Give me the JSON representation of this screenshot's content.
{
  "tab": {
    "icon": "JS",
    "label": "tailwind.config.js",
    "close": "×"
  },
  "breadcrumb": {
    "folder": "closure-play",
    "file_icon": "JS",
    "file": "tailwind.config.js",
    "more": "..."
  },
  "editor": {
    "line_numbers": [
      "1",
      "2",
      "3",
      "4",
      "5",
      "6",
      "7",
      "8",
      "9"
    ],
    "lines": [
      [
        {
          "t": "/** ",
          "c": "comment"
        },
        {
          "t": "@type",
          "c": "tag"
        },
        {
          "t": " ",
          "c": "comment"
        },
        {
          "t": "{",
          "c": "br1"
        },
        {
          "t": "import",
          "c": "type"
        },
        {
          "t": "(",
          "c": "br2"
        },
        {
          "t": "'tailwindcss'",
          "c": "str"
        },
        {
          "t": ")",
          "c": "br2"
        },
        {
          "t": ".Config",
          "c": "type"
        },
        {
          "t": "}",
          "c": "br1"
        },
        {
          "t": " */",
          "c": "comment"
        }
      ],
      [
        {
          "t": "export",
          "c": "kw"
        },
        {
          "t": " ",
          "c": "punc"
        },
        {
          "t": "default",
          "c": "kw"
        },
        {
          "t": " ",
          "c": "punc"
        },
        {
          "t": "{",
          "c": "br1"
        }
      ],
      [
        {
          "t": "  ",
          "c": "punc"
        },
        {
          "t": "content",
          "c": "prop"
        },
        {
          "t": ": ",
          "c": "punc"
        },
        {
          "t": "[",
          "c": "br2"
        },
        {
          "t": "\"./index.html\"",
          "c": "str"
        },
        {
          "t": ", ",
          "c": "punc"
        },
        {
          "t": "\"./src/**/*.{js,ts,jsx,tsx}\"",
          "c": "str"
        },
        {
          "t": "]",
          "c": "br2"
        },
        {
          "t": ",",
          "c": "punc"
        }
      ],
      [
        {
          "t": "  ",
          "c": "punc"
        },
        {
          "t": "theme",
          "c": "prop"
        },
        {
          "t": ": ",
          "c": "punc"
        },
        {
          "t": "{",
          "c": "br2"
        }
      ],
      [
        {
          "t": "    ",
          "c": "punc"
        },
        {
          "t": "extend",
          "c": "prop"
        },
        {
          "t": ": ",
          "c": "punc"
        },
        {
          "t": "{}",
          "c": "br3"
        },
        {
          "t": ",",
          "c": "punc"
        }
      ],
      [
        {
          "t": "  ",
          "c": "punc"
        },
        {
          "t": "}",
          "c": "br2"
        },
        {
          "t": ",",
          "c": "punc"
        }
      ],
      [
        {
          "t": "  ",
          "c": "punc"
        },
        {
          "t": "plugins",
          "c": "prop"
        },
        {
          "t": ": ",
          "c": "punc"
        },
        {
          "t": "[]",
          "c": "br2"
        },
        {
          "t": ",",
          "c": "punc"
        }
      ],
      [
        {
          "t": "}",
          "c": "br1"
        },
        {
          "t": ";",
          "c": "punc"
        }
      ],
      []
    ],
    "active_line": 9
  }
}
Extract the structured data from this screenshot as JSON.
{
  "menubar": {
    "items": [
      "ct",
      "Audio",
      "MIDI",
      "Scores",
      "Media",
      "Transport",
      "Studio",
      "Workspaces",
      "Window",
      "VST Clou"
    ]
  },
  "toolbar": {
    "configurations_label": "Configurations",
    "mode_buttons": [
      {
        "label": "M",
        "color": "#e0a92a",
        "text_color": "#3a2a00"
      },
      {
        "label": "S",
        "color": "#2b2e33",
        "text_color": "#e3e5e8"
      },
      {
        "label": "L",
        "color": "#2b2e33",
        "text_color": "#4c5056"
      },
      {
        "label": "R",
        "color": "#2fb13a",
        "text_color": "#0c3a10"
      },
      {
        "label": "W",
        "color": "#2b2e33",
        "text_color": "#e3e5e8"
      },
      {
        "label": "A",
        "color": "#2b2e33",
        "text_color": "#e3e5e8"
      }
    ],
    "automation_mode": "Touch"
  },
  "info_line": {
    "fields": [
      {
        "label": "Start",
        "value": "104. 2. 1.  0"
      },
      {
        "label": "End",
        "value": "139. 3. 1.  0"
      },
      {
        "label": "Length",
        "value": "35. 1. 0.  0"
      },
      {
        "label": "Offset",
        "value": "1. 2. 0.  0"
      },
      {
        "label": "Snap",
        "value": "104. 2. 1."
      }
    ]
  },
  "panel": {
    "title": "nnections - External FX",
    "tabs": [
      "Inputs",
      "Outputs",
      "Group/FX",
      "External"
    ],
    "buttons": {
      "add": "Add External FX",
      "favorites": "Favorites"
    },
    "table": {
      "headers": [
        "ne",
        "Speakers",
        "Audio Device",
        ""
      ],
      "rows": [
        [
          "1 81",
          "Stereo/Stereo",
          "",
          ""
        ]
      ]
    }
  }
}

***

--- What the task asks ---
Tally up the lines holding the word "JSON" in the data above, and answer with that figure only.

--- Problem solution ---
2